• **Input for this task**
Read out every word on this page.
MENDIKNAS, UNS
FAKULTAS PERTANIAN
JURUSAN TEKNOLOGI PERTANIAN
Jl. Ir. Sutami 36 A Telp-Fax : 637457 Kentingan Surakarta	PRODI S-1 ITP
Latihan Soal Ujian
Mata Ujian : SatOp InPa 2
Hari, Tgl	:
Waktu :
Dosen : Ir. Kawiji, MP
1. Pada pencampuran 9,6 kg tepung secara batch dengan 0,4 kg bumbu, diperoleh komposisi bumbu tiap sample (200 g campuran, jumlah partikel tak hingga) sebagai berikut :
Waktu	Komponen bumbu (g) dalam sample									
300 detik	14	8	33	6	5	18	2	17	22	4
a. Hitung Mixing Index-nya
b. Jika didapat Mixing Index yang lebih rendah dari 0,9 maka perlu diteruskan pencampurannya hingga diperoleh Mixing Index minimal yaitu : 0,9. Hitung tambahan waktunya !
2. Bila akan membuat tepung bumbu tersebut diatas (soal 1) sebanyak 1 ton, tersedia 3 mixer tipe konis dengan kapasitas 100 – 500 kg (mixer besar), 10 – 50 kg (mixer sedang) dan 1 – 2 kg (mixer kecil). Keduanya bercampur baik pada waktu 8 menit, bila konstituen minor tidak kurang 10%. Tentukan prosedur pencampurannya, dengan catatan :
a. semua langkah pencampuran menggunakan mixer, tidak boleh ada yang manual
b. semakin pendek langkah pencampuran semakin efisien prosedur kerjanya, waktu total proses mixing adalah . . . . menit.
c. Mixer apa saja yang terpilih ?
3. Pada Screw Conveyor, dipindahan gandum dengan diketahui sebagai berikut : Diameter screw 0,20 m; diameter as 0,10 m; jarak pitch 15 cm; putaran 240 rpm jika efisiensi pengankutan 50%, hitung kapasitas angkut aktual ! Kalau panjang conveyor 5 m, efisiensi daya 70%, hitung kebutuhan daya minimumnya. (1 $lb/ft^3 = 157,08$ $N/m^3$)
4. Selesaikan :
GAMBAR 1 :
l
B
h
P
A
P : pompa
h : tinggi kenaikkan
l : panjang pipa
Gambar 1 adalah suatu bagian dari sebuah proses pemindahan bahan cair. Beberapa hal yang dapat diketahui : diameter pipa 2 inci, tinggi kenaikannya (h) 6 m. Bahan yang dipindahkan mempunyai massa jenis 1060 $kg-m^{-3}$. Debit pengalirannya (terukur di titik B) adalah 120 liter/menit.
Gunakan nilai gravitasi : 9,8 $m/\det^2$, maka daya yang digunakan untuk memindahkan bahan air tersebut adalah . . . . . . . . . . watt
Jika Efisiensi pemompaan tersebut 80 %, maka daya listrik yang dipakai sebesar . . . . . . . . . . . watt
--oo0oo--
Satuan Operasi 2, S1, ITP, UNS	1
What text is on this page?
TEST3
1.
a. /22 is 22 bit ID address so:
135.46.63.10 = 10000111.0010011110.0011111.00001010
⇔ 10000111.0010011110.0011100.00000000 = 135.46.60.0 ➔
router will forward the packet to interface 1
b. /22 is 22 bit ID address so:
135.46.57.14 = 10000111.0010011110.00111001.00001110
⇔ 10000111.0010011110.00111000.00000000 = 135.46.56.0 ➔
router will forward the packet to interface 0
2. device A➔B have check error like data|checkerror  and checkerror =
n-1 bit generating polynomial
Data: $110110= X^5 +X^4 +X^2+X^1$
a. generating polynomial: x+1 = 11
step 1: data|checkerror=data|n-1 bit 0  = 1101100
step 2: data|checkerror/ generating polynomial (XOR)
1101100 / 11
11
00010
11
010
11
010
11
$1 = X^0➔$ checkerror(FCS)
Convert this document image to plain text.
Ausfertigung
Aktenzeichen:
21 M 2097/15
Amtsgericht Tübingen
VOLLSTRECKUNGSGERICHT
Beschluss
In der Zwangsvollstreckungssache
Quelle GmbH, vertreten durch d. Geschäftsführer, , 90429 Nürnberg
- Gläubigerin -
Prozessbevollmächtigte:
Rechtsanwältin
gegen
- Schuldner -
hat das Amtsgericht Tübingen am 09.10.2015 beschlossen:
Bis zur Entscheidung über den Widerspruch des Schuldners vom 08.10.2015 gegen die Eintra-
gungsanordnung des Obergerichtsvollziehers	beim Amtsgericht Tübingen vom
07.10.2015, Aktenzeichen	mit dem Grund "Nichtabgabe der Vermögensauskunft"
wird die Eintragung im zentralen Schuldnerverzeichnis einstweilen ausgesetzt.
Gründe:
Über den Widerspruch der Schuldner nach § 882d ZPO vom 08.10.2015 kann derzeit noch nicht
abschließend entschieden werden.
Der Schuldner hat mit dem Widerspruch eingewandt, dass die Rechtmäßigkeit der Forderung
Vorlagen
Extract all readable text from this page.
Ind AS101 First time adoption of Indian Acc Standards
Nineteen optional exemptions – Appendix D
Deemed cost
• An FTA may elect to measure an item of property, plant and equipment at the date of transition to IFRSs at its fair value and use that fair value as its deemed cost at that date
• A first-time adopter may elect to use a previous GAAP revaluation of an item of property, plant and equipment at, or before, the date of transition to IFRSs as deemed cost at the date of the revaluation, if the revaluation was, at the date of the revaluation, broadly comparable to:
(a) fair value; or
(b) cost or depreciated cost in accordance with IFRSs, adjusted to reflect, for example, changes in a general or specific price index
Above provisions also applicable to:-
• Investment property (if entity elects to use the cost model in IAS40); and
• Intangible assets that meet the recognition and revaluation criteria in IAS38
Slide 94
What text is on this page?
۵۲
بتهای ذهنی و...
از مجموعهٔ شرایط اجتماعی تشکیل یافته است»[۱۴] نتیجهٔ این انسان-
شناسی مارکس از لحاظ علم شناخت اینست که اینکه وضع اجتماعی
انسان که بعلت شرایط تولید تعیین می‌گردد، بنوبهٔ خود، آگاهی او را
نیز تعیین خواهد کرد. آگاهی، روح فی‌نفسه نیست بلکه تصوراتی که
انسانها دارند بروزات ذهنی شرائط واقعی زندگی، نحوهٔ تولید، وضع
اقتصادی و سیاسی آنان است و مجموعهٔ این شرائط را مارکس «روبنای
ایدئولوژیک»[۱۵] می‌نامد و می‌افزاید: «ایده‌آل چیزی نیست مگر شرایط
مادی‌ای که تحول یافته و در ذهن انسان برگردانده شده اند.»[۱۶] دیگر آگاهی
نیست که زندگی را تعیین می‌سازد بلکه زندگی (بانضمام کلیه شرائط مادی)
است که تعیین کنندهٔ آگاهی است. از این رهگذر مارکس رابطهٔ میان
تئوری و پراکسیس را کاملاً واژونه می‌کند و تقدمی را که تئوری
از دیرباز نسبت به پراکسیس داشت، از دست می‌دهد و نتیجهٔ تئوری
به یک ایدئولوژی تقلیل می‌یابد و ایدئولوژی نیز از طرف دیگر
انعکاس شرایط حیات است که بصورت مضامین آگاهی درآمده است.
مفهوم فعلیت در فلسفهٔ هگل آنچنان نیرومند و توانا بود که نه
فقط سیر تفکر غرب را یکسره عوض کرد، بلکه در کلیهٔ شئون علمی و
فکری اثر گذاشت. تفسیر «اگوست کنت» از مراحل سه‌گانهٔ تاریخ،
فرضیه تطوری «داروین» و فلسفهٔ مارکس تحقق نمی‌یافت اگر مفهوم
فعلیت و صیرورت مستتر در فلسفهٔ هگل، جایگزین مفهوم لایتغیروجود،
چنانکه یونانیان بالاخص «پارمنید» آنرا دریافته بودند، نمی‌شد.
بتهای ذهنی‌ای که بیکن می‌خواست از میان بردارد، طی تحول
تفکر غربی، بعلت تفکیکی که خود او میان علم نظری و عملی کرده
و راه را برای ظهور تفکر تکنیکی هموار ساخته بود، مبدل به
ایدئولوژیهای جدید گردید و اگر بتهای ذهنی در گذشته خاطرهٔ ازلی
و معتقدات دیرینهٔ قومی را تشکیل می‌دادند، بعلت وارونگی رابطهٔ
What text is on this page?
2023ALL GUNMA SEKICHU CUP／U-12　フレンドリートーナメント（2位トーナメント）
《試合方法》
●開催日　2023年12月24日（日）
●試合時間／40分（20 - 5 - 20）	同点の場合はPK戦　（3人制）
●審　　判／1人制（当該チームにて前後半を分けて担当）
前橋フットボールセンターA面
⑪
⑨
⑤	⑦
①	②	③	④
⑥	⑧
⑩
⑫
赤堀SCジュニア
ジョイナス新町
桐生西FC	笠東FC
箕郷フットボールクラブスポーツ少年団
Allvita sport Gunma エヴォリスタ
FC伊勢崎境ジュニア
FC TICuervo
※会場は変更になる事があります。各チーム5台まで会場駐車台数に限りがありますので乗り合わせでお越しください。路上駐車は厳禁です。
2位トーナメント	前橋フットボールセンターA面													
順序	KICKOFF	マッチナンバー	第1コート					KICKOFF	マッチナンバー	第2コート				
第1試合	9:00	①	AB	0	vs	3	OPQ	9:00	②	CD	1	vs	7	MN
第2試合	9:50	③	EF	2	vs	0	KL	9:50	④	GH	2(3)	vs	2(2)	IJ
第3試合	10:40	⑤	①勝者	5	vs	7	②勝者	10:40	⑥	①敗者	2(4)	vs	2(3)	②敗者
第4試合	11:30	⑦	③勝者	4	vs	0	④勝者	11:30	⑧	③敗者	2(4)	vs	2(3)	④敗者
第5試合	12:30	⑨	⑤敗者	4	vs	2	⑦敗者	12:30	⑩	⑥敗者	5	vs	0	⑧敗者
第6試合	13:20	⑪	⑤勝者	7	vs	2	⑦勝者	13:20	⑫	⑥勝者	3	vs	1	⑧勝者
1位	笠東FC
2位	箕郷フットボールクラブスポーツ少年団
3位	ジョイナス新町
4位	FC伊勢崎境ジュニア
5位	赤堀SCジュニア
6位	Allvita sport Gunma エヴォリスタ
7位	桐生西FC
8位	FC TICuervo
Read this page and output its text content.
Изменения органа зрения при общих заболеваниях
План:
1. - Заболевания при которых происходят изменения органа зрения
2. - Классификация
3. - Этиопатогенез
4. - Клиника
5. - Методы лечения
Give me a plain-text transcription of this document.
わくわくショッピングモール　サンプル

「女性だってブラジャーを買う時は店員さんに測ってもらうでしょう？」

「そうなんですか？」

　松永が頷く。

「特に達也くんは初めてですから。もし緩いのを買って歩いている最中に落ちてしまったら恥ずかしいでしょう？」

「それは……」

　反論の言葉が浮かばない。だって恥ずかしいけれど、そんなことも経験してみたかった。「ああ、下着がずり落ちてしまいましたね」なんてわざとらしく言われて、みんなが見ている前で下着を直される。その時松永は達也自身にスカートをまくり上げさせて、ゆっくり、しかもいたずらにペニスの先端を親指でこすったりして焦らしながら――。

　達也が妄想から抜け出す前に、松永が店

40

• **Exercise aim**
Give the number of lines in the records above that contain the word "تحول". Reply with that number alone.

• **Answer for this exercise**
2